DIRECTIONS
Copy the listing below in full and skip every picture.

===== RECORDS SUPPLIED

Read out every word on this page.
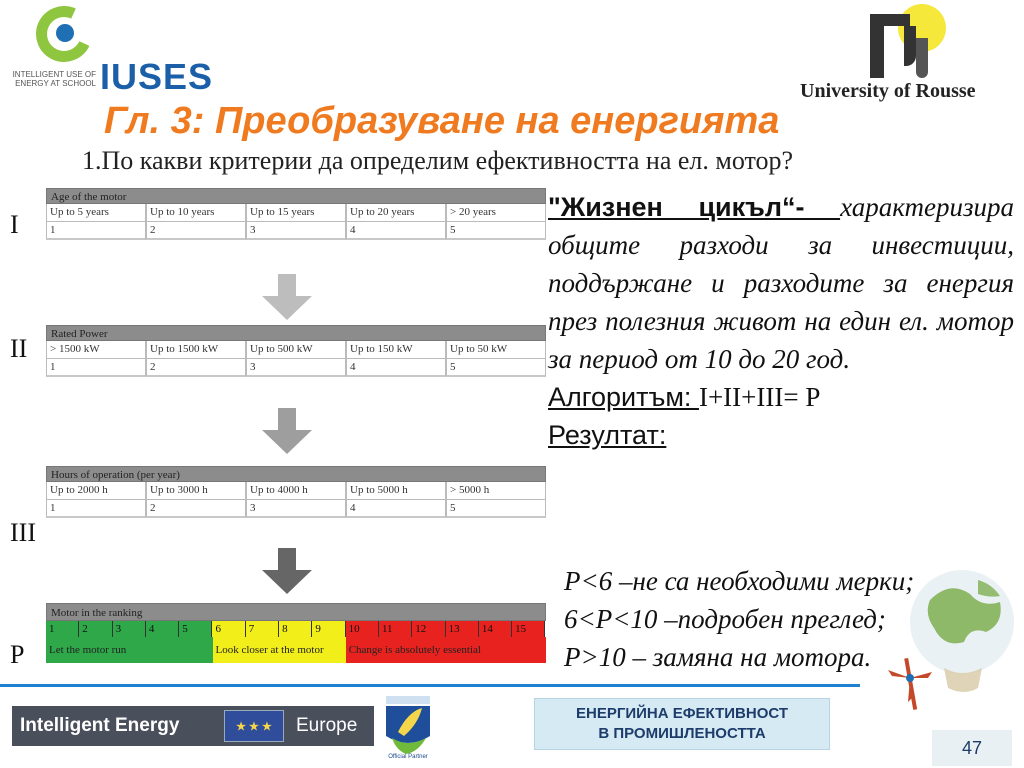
INTELLIGENT USE OF ENERGY AT SCHOOL IUSES	University of Rousse
Гл. 3: Преобразуване на енергията
1.По какви критерии да определим ефективността на ел. мотор?
I
II
III
P
Age of the motor
Up to 5 years	Up to 10 years	Up to 15 years	Up to 20 years	> 20 years
1	2	3	4	5
Rated Power
> 1500 kW	Up to 1500 kW	Up to 500 kW	Up to 150 kW	Up to 50 kW
1	2	3	4	5
Hours of operation (per year)
Up to 2000 h	Up to 3000 h	Up to 4000 h	Up to 5000 h	> 5000 h
1	2	3	4	5
Motor in the ranking
1	2	3	4	5	6	7	8	9	10	11	12	13	14	15
Let the motor run	Look closer at the motor	Change is absolutely essential
"Жизнен цикъл“- характеризира общите разходи за инвестиции, поддържане и разходите за енергия през полезния живот на един ел. мотор за период от 10 до 20 год.
Алгоритъм: I+II+III= P
Резултат:
P<6 –не са необходими мерки;
6<P<10 –подробен преглед;
P>10 – замяна на мотора.
Intelligent Energy	★ ★ ★	Europe
Official Partner
ЕНЕРГИЙНА ЕФЕКТИВНОСТ
В ПРОМИШЛЕНОСТТА
47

==========

SOLVED EXERCISE
Read out every word on this page.
INTELLIGENT USE OF ENERGY AT SCHOOL IUSES	University of Rousse
Гл. 3: Преобразуване на енергията
1.По какви критерии да определим ефективността на ел. мотор?
I
II
III
P
Age of the motor
Up to 5 years	Up to 10 years	Up to 15 years	Up to 20 years	> 20 years
1	2	3	4	5
Rated Power
> 1500 kW	Up to 1500 kW	Up to 500 kW	Up to 150 kW	Up to 50 kW
1	2	3	4	5
Hours of operation (per year)
Up to 2000 h	Up to 3000 h	Up to 4000 h	Up to 5000 h	> 5000 h
1	2	3	4	5
Motor in the ranking
1	2	3	4	5	6	7	8	9	10	11	12	13	14	15
Let the motor run	Look closer at the motor	Change is absolutely essential
"Жизнен цикъл“- характеризира общите разходи за инвестиции, поддържане и разходите за енергия през полезния живот на един ел. мотор за период от 10 до 20 год.
Алгоритъм: I+II+III= P
Резултат:
P<6 –не са необходими мерки;
6<P<10 –подробен преглед;
P>10 – замяна на мотора.
Intelligent Energy	★ ★ ★	Europe
Official Partner
ЕНЕРГИЙНА ЕФЕКТИВНОСТ
В ПРОМИШЛЕНОСТТА
47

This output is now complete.